Work to be completed:
Identify the lines that contain the string "pour", then copy each of them.

Dataset content:

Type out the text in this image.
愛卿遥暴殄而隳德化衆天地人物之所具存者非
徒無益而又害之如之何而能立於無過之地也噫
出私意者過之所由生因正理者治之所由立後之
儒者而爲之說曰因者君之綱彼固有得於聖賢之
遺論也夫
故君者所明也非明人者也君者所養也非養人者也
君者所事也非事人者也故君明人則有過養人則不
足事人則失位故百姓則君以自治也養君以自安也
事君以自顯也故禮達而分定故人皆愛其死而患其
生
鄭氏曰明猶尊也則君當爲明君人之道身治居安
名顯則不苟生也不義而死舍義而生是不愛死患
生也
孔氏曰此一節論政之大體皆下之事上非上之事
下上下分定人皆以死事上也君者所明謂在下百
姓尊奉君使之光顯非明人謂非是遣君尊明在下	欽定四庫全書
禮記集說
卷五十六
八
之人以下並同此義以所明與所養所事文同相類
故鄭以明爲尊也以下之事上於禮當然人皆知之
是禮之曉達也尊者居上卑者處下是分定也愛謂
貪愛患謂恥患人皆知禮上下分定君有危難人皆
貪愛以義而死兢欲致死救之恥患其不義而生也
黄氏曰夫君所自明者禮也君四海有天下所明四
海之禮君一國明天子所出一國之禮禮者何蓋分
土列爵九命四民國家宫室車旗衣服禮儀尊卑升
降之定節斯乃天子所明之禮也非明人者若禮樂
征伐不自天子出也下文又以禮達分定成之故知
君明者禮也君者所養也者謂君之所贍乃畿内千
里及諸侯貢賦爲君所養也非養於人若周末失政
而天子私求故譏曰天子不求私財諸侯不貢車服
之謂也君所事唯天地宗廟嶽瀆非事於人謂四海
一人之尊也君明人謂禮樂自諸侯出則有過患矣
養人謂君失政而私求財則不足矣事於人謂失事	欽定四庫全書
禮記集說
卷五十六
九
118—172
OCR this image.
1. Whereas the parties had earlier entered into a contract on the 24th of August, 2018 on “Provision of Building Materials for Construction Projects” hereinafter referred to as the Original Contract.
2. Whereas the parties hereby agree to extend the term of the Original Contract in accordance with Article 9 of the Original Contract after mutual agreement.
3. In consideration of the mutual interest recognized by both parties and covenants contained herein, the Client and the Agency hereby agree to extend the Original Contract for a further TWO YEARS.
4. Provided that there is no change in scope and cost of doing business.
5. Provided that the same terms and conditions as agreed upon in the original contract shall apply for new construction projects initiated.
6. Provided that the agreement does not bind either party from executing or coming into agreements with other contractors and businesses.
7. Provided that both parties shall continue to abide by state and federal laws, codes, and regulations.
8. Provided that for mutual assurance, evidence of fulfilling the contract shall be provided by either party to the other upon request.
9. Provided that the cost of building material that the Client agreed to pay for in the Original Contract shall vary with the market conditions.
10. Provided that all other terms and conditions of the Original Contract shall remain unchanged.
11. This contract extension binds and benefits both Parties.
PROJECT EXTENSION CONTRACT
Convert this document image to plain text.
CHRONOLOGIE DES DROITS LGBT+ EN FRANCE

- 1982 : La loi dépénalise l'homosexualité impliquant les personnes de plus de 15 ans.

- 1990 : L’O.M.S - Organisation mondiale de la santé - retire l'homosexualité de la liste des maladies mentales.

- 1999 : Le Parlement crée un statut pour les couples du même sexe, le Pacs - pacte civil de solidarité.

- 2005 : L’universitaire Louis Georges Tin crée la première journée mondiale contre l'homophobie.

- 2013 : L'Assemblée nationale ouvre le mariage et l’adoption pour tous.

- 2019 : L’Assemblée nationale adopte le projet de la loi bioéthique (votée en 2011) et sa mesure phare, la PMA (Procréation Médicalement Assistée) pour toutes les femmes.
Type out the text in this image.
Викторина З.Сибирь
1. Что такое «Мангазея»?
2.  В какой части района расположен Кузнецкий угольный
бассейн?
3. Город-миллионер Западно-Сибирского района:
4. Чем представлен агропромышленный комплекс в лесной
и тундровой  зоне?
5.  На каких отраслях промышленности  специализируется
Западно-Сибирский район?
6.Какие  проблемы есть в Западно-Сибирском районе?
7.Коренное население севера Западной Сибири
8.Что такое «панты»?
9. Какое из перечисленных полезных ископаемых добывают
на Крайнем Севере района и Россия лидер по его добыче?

Task result:
- 1999 : Le Parlement crée un statut pour les couples du même sexe, le Pacs - pacte civil de solidarité.
- 2013 : L'Assemblée nationale ouvre le mariage et l’adoption pour tous.
- 2019 : L’Assemblée nationale adopte le projet de la loi bioéthique (votée en 2011) et sa mesure phare, la PMA (Procréation Médicalement Assistée) pour toutes les femmes.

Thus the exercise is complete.